------ DATA PROVIDED ------

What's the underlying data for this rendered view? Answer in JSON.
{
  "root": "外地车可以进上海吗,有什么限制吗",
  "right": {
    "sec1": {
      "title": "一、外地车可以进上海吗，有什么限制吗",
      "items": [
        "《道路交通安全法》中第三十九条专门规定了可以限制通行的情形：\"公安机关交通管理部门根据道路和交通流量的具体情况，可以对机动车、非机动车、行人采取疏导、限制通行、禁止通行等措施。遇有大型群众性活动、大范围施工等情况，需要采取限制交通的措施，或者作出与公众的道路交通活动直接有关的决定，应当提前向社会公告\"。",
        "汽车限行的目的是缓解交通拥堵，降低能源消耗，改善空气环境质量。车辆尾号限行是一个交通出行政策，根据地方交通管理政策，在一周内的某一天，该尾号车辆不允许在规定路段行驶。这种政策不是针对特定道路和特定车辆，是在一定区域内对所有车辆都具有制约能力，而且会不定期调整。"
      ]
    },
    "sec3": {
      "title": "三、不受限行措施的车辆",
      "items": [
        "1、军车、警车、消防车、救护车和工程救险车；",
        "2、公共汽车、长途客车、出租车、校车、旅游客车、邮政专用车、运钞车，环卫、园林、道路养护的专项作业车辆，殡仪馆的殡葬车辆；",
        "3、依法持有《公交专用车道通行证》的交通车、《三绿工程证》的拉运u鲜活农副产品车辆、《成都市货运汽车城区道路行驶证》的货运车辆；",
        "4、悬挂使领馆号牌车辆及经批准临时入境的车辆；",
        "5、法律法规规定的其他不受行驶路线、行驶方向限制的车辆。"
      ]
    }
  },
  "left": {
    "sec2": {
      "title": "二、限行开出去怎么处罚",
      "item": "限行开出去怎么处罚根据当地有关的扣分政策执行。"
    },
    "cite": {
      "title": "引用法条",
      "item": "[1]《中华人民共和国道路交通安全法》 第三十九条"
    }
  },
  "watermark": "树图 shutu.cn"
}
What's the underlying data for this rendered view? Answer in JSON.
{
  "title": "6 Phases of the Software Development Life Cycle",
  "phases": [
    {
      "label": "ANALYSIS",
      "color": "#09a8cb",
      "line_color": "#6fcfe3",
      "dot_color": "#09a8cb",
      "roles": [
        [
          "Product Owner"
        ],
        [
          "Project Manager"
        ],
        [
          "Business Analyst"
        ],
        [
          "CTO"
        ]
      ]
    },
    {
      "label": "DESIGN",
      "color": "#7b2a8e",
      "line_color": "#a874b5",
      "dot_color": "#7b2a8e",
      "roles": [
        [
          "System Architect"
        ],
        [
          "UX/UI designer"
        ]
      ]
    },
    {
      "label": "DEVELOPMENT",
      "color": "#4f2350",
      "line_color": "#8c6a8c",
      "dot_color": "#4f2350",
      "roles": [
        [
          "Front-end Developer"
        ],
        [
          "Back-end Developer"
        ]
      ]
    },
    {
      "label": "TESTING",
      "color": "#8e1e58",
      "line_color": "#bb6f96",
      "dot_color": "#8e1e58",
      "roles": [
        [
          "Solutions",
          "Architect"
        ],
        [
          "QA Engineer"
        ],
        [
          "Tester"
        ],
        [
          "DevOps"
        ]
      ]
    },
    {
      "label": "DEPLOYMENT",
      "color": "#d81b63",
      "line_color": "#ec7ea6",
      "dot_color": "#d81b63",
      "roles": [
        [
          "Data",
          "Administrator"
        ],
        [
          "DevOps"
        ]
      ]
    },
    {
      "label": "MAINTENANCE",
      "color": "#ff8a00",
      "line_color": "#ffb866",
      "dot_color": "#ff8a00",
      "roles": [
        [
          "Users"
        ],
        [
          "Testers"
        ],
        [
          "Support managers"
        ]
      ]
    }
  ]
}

------

# DIRECTION
Return all the data above once more, precisely as given.

# OUTPUT OF THE TASK
What's the underlying data for this rendered view? Answer in JSON.
{
  "root": "外地车可以进上海吗,有什么限制吗",
  "right": {
    "sec1": {
      "title": "一、外地车可以进上海吗，有什么限制吗",
      "items": [
        "《道路交通安全法》中第三十九条专门规定了可以限制通行的情形：\"公安机关交通管理部门根据道路和交通流量的具体情况，可以对机动车、非机动车、行人采取疏导、限制通行、禁止通行等措施。遇有大型群众性活动、大范围施工等情况，需要采取限制交通的措施，或者作出与公众的道路交通活动直接有关的决定，应当提前向社会公告\"。",
        "汽车限行的目的是缓解交通拥堵，降低能源消耗，改善空气环境质量。车辆尾号限行是一个交通出行政策，根据地方交通管理政策，在一周内的某一天，该尾号车辆不允许在规定路段行驶。这种政策不是针对特定道路和特定车辆，是在一定区域内对所有车辆都具有制约能力，而且会不定期调整。"
      ]
    },
    "sec3": {
      "title": "三、不受限行措施的车辆",
      "items": [
        "1、军车、警车、消防车、救护车和工程救险车；",
        "2、公共汽车、长途客车、出租车、校车、旅游客车、邮政专用车、运钞车，环卫、园林、道路养护的专项作业车辆，殡仪馆的殡葬车辆；",
        "3、依法持有《公交专用车道通行证》的交通车、《三绿工程证》的拉运u鲜活农副产品车辆、《成都市货运汽车城区道路行驶证》的货运车辆；",
        "4、悬挂使领馆号牌车辆及经批准临时入境的车辆；",
        "5、法律法规规定的其他不受行驶路线、行驶方向限制的车辆。"
      ]
    }
  },
  "left": {
    "sec2": {
      "title": "二、限行开出去怎么处罚",
      "item": "限行开出去怎么处罚根据当地有关的扣分政策执行。"
    },
    "cite": {
      "title": "引用法条",
      "item": "[1]《中华人民共和国道路交通安全法》 第三十九条"
    }
  },
  "watermark": "树图 shutu.cn"
}
What's the underlying data for this rendered view? Answer in JSON.
{
  "title": "6 Phases of the Software Development Life Cycle",
  "phases": [
    {
      "label": "ANALYSIS",
      "color": "#09a8cb",
      "line_color": "#6fcfe3",
      "dot_color": "#09a8cb",
      "roles": [
        [
          "Product Owner"
        ],
        [
          "Project Manager"
        ],
        [
          "Business Analyst"
        ],
        [
          "CTO"
        ]
      ]
    },
    {
      "label": "DESIGN",
      "color": "#7b2a8e",
      "line_color": "#a874b5",
      "dot_color": "#7b2a8e",
      "roles": [
        [
          "System Architect"
        ],
        [
          "UX/UI designer"
        ]
      ]
    },
    {
      "label": "DEVELOPMENT",
      "color": "#4f2350",
      "line_color": "#8c6a8c",
      "dot_color": "#4f2350",
      "roles": [
        [
          "Front-end Developer"
        ],
        [
          "Back-end Developer"
        ]
      ]
    },
    {
      "label": "TESTING",
      "color": "#8e1e58",
      "line_color": "#bb6f96",
      "dot_color": "#8e1e58",
      "roles": [
        [
          "Solutions",
          "Architect"
        ],
        [
          "QA Engineer"
        ],
        [
          "Tester"
        ],
        [
          "DevOps"
        ]
      ]
    },
    {
      "label": "DEPLOYMENT",
      "color": "#d81b63",
      "line_color": "#ec7ea6",
      "dot_color": "#d81b63",
      "roles": [
        [
          "Data",
          "Administrator"
        ],
        [
          "DevOps"
        ]
      ]
    },
    {
      "label": "MAINTENANCE",
      "color": "#ff8a00",
      "line_color": "#ffb866",
      "dot_color": "#ff8a00",
      "roles": [
        [
          "Users"
        ],
        [
          "Testers"
        ],
        [
          "Support managers"
        ]
      ]
    }
  ]
}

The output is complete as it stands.